What you should do: Return all the data below as it stands, minus the pictures.

Data excerpts:
○ ○ ○

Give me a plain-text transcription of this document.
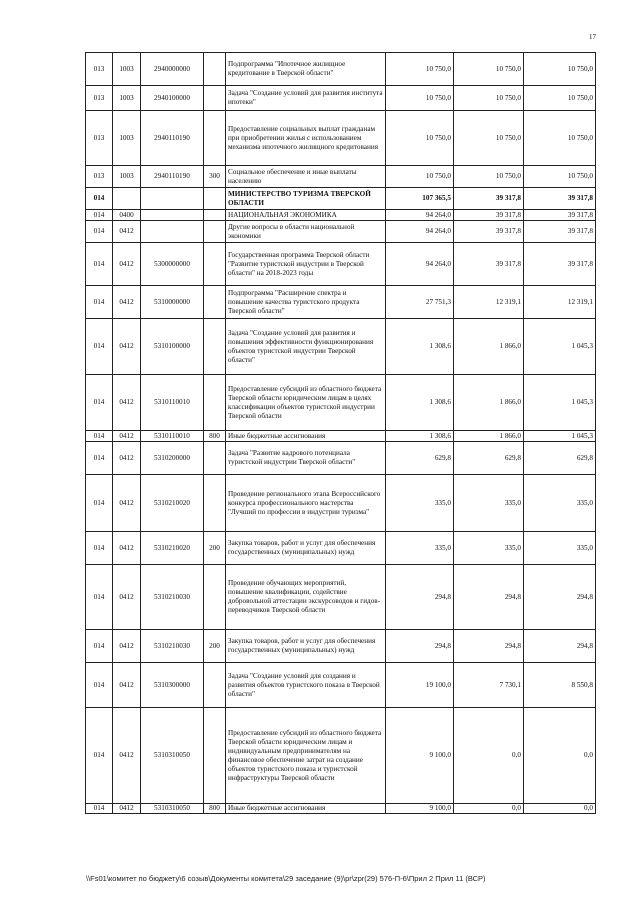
17
013	1003	2940000000		Подпрограмма "Ипотечное жилищное кредитование в Тверской области"	10 750,0	10 750,0	10 750,0
013	1003	2940100000		Задача "Создание условий для развития института ипотеки"	10 750,0	10 750,0	10 750,0
013	1003	2940110190		Предоставление социальных выплат гражданам при приобретении жилья с использованием механизма ипотечного жилищного кредитования	10 750,0	10 750,0	10 750,0
013	1003	2940110190	300	Социальное обеспечение и иные выплаты населению	10 750,0	10 750,0	10 750,0
014				МИНИСТЕРСТВО ТУРИЗМА ТВЕРСКОЙ ОБЛАСТИ	107 365,5	39 317,8	39 317,8
014	0400			НАЦИОНАЛЬНАЯ ЭКОНОМИКА	94 264,0	39 317,8	39 317,8
014	0412			Другие вопросы в области национальной экономики	94 264,0	39 317,8	39 317,8
014	0412	5300000000		Государственная программа Тверской области "Развитие туристской индустрии в Тверской области" на 2018-2023 годы	94 264,0	39 317,8	39 317,8
014	0412	5310000000		Подпрограмма "Расширение спектра и повышение качества туристского продукта Тверской области"	27 751,3	12 319,1	12 319,1
014	0412	5310100000		Задача "Создание условий для развития и повышения эффективности функционирования объектов туристской индустрии Тверской области"	1 308,6	1 866,0	1 045,3
014	0412	5310110010		Предоставление субсидий из областного бюджета Тверской области юридическим лицам в целях классификации объектов туристской индустрии Тверской области	1 308,6	1 866,0	1 045,3
014	0412	5310110010	800	Иные бюджетные ассигнования	1 308,6	1 866,0	1 045,3
014	0412	5310200000		Задача "Развитие кадрового потенциала туристской индустрии Тверской области"	629,8	629,8	629,8
014	0412	5310210020		Проведение регионального этапа Всероссийского конкурса профессионального мастерства "Лучший по профессии в индустрии туризма"	335,0	335,0	335,0
014	0412	5310210020	200	Закупка товаров, работ и услуг для обеспечения государственных (муниципальных) нужд	335,0	335,0	335,0
014	0412	5310210030		Проведение обучающих мероприятий, повышение квалификации, содействие добровольной аттестации экскурсоводов и гидов-переводчиков Тверской области	294,8	294,8	294,8
014	0412	5310210030	200	Закупка товаров, работ и услуг для обеспечения государственных (муниципальных) нужд	294,8	294,8	294,8
014	0412	5310300000		Задача "Создание условий для создания и развития объектов туристского показа в Тверской области"	19 100,0	7 730,1	8 550,8
014	0412	5310310050		Предоставление субсидий из областного бюджета Тверской области юридическим лицам и индивидуальным предпринимателям на финансовое обеспечение затрат на создание объектов туристского показа и туристской инфраструктуры Тверской области	9 100,0	0,0	0,0
014	0412	5310310050	800	Иные бюджетные ассигнования	9 100,0	0,0	0,0
\\Fs01\комитет по бюджету\6 созыв\Документы комитета\29 заседание (9)\pr\zpr(29) 576-П-6\Прил 2 Прил 11 (ВСР)
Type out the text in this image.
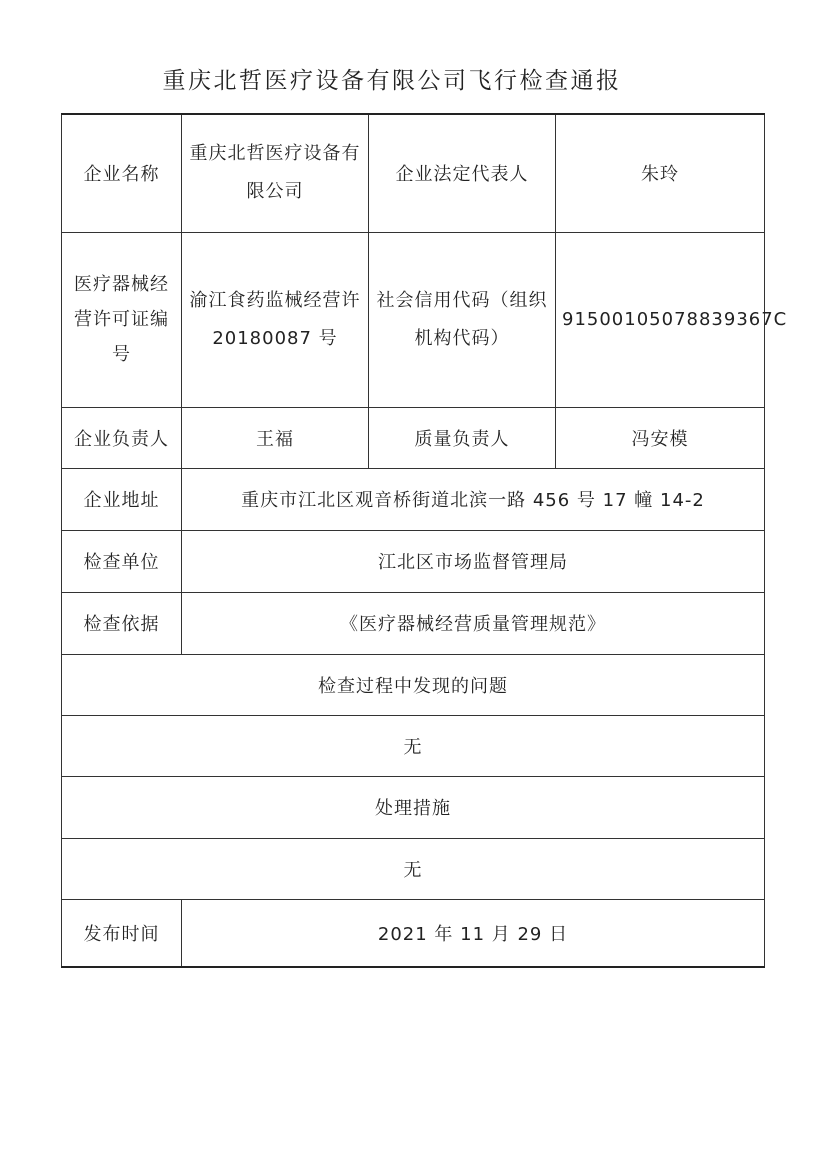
重庆北哲医疗设备有限公司飞行检查通报
企业名称	重庆北哲医疗设备有限公司	企业法定代表人	朱玲
医疗器械经营许可证编号	渝江食药监械经营许 20180087 号	社会信用代码（组织机构代码）	91500105078839367C
企业负责人	王福	质量负责人	冯安模
企业地址	重庆市江北区观音桥街道北滨一路 456 号 17 幢 14-2		
检查单位	江北区市场监督管理局		
检查依据	《医疗器械经营质量管理规范》		
检查过程中发现的问题			
无			
处理措施			
无			
发布时间	2021 年 11 月 29 日		
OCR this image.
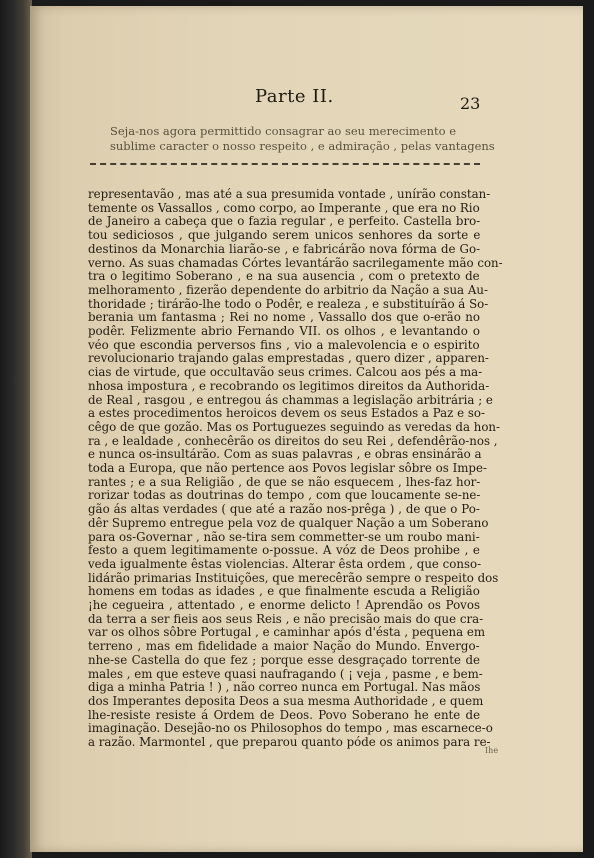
Parte II.	23
Seja-nos agora permittido consagrar ao seu merecimento e
sublime caracter o nosso respeito , e admiração , pelas vantagens
representavão , mas até a sua presumida vontade , unírão constan-
temente os Vassallos , como corpo, ao Imperante , que era no Rio
de Janeiro a cabeça que o fazia regular , e perfeito. Castella bro-
tou sediciosos , que julgando serem unicos senhores da sorte e
destinos da Monarchia liarão-se , e fabricárão nova fórma de Go-
verno. As suas chamadas Córtes levantárão sacrilegamente mão con-
tra o legitimo Soberano , e na sua ausencia , com o pretexto de
melhoramento , fizerão dependente do arbitrio da Nação a sua Au-
thoridade ; tirárão-lhe todo o Podêr, e realeza , e substituírão á So-
berania um fantasma ; Rei no nome , Vassallo dos que o-erão no
podêr. Felizmente abrio Fernando VII. os olhos , e levantando o
véo que escondia perversos fins , vio a malevolencia e o espirito
revolucionario trajando galas emprestadas , quero dizer , apparen-
cias de virtude, que occultavão seus crimes. Calcou aos pés a ma-
nhosa impostura , e recobrando os legitimos direitos da Authorida-
de Real , rasgou , e entregou ás chammas a legislação arbitrária ; e
a estes procedimentos heroicos devem os seus Estados a Paz e so-
cêgo de que gozão. Mas os Portuguezes seguindo as veredas da hon-
ra , e lealdade , conhecêrão os direitos do seu Rei , defendêrão-nos ,
e nunca os-insultárão. Com as suas palavras , e obras ensinárão a
toda a Europa, que não pertence aos Povos legislar sôbre os Impe-
rantes ; e a sua Religião , de que se não esquecem , lhes-faz hor-
rorizar todas as doutrinas do tempo , com que loucamente se-ne-
gão ás altas verdades ( que até a razão nos-prêga ) , de que o Po-
dêr Supremo entregue pela voz de qualquer Nação a um Soberano
para os-Governar , não se-tira sem commetter-se um roubo mani-
festo a quem legitimamente o-possue. A vóz de Deos prohibe , e
veda igualmente êstas violencias. Alterar êsta ordem , que conso-
lidárão primarias Instituições, que merecêrão sempre o respeito dos
homens em todas as idades , e que finalmente escuda a Religião
¡he cegueira , attentado , e enorme delicto ! Aprendão os Povos
da terra a ser fieis aos seus Reis , e não precisão mais do que cra-
var os olhos sôbre Portugal , e caminhar após d'ésta , pequena em
terreno , mas em fidelidade a maior Nação do Mundo. Envergo-
nhe-se Castella do que fez ; porque esse desgraçado torrente de
males , em que esteve quasi naufragando ( ¡ veja , pasme , e bem-
diga a minha Patria ! ) , não correo nunca em Portugal. Nas mãos
dos Imperantes deposita Deos a sua mesma Authoridade , e quem
lhe-resiste resiste á Ordem de Deos. Povo Soberano he ente de
imaginação. Desejão-no os Philosophos do tempo , mas escarnece-o
a razão. Marmontel , que preparou quanto póde os animos para re-
Ihe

○ ○ ○

Finished answer:
Give me a plain-text transcription of this document.
17
013	1003	2940000000		Подпрограмма "Ипотечное жилищное кредитование в Тверской области"	10 750,0	10 750,0	10 750,0
013	1003	2940100000		Задача "Создание условий для развития института ипотеки"	10 750,0	10 750,0	10 750,0
013	1003	2940110190		Предоставление социальных выплат гражданам при приобретении жилья с использованием механизма ипотечного жилищного кредитования	10 750,0	10 750,0	10 750,0
013	1003	2940110190	300	Социальное обеспечение и иные выплаты населению	10 750,0	10 750,0	10 750,0
014				МИНИСТЕРСТВО ТУРИЗМА ТВЕРСКОЙ ОБЛАСТИ	107 365,5	39 317,8	39 317,8
014	0400			НАЦИОНАЛЬНАЯ ЭКОНОМИКА	94 264,0	39 317,8	39 317,8
014	0412			Другие вопросы в области национальной экономики	94 264,0	39 317,8	39 317,8
014	0412	5300000000		Государственная программа Тверской области "Развитие туристской индустрии в Тверской области" на 2018-2023 годы	94 264,0	39 317,8	39 317,8
014	0412	5310000000		Подпрограмма "Расширение спектра и повышение качества туристского продукта Тверской области"	27 751,3	12 319,1	12 319,1
014	0412	5310100000		Задача "Создание условий для развития и повышения эффективности функционирования объектов туристской индустрии Тверской области"	1 308,6	1 866,0	1 045,3
014	0412	5310110010		Предоставление субсидий из областного бюджета Тверской области юридическим лицам в целях классификации объектов туристской индустрии Тверской области	1 308,6	1 866,0	1 045,3
014	0412	5310110010	800	Иные бюджетные ассигнования	1 308,6	1 866,0	1 045,3
014	0412	5310200000		Задача "Развитие кадрового потенциала туристской индустрии Тверской области"	629,8	629,8	629,8
014	0412	5310210020		Проведение регионального этапа Всероссийского конкурса профессионального мастерства "Лучший по профессии в индустрии туризма"	335,0	335,0	335,0
014	0412	5310210020	200	Закупка товаров, работ и услуг для обеспечения государственных (муниципальных) нужд	335,0	335,0	335,0
014	0412	5310210030		Проведение обучающих мероприятий, повышение квалификации, содействие добровольной аттестации экскурсоводов и гидов-переводчиков Тверской области	294,8	294,8	294,8
014	0412	5310210030	200	Закупка товаров, работ и услуг для обеспечения государственных (муниципальных) нужд	294,8	294,8	294,8
014	0412	5310300000		Задача "Создание условий для создания и развития объектов туристского показа в Тверской области"	19 100,0	7 730,1	8 550,8
014	0412	5310310050		Предоставление субсидий из областного бюджета Тверской области юридическим лицам и индивидуальным предпринимателям на финансовое обеспечение затрат на создание объектов туристского показа и туристской инфраструктуры Тверской области	9 100,0	0,0	0,0
014	0412	5310310050	800	Иные бюджетные ассигнования	9 100,0	0,0	0,0
\\Fs01\комитет по бюджету\6 созыв\Документы комитета\29 заседание (9)\pr\zpr(29) 576-П-6\Прил 2 Прил 11 (ВСР)
Type out the text in this image.
重庆北哲医疗设备有限公司飞行检查通报
企业名称	重庆北哲医疗设备有限公司	企业法定代表人	朱玲
医疗器械经营许可证编号	渝江食药监械经营许 20180087 号	社会信用代码（组织机构代码）	91500105078839367C
企业负责人	王福	质量负责人	冯安模
企业地址	重庆市江北区观音桥街道北滨一路 456 号 17 幢 14-2		
检查单位	江北区市场监督管理局		
检查依据	《医疗器械经营质量管理规范》		
检查过程中发现的问题			
无			
处理措施			
无			
发布时间	2021 年 11 月 29 日		
OCR this image.
Parte II.	23
Seja-nos agora permittido consagrar ao seu merecimento e
sublime caracter o nosso respeito , e admiração , pelas vantagens
representavão , mas até a sua presumida vontade , unírão constan-
temente os Vassallos , como corpo, ao Imperante , que era no Rio
de Janeiro a cabeça que o fazia regular , e perfeito. Castella bro-
tou sediciosos , que julgando serem unicos senhores da sorte e
destinos da Monarchia liarão-se , e fabricárão nova fórma de Go-
verno. As suas chamadas Córtes levantárão sacrilegamente mão con-
tra o legitimo Soberano , e na sua ausencia , com o pretexto de
melhoramento , fizerão dependente do arbitrio da Nação a sua Au-
thoridade ; tirárão-lhe todo o Podêr, e realeza , e substituírão á So-
berania um fantasma ; Rei no nome , Vassallo dos que o-erão no
podêr. Felizmente abrio Fernando VII. os olhos , e levantando o
véo que escondia perversos fins , vio a malevolencia e o espirito
revolucionario trajando galas emprestadas , quero dizer , apparen-
cias de virtude, que occultavão seus crimes. Calcou aos pés a ma-
nhosa impostura , e recobrando os legitimos direitos da Authorida-
de Real , rasgou , e entregou ás chammas a legislação arbitrária ; e
a estes procedimentos heroicos devem os seus Estados a Paz e so-
cêgo de que gozão. Mas os Portuguezes seguindo as veredas da hon-
ra , e lealdade , conhecêrão os direitos do seu Rei , defendêrão-nos ,
e nunca os-insultárão. Com as suas palavras , e obras ensinárão a
toda a Europa, que não pertence aos Povos legislar sôbre os Impe-
rantes ; e a sua Religião , de que se não esquecem , lhes-faz hor-
rorizar todas as doutrinas do tempo , com que loucamente se-ne-
gão ás altas verdades ( que até a razão nos-prêga ) , de que o Po-
dêr Supremo entregue pela voz de qualquer Nação a um Soberano
para os-Governar , não se-tira sem commetter-se um roubo mani-
festo a quem legitimamente o-possue. A vóz de Deos prohibe , e
veda igualmente êstas violencias. Alterar êsta ordem , que conso-
lidárão primarias Instituições, que merecêrão sempre o respeito dos
homens em todas as idades , e que finalmente escuda a Religião
¡he cegueira , attentado , e enorme delicto ! Aprendão os Povos
da terra a ser fieis aos seus Reis , e não precisão mais do que cra-
var os olhos sôbre Portugal , e caminhar após d'ésta , pequena em
terreno , mas em fidelidade a maior Nação do Mundo. Envergo-
nhe-se Castella do que fez ; porque esse desgraçado torrente de
males , em que esteve quasi naufragando ( ¡ veja , pasme , e bem-
diga a minha Patria ! ) , não correo nunca em Portugal. Nas mãos
dos Imperantes deposita Deos a sua mesma Authoridade , e quem
lhe-resiste resiste á Ordem de Deos. Povo Soberano he ente de
imaginação. Desejão-no os Philosophos do tempo , mas escarnece-o
a razão. Marmontel , que preparou quanto póde os animos para re-
Ihe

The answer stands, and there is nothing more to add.